** Problem to solve **
Return a copy of every line in the records that includes the word "this".
◇ ◇ ◇ ◇
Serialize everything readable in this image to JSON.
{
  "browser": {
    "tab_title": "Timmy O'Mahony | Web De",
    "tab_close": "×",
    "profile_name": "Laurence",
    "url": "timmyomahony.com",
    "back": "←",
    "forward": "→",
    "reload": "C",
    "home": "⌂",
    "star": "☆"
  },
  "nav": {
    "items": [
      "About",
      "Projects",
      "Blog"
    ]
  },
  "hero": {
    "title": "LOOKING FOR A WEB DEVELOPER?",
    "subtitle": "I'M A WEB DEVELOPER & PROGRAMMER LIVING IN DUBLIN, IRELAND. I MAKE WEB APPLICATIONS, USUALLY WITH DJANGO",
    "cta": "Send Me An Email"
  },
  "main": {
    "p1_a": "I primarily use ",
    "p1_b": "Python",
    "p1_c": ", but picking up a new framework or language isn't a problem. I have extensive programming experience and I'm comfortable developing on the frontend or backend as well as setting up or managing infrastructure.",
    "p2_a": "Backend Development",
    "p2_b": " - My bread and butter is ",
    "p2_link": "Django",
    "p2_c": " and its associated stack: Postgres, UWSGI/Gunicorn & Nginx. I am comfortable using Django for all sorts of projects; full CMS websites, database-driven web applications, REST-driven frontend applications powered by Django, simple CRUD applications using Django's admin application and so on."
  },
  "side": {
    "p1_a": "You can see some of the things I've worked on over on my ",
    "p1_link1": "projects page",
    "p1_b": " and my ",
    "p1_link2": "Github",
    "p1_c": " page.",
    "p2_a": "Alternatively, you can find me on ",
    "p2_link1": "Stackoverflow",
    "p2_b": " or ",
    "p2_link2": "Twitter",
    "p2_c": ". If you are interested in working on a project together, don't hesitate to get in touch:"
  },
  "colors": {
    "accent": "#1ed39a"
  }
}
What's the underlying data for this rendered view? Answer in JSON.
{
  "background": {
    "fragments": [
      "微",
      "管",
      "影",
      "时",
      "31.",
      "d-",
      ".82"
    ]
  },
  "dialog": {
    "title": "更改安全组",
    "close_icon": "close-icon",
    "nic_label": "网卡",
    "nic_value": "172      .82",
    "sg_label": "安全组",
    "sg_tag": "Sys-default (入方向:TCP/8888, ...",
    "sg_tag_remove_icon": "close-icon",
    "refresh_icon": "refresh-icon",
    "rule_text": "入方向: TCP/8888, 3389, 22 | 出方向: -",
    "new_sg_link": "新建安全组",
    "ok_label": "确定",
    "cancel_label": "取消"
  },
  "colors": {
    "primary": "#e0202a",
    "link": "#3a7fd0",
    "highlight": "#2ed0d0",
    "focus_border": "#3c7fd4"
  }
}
◇ ◇ ◇ ◇
** Written reply **
Serialize everything readable in this image to JSON.
What's the underlying data for this rendered view? Answer in JSON.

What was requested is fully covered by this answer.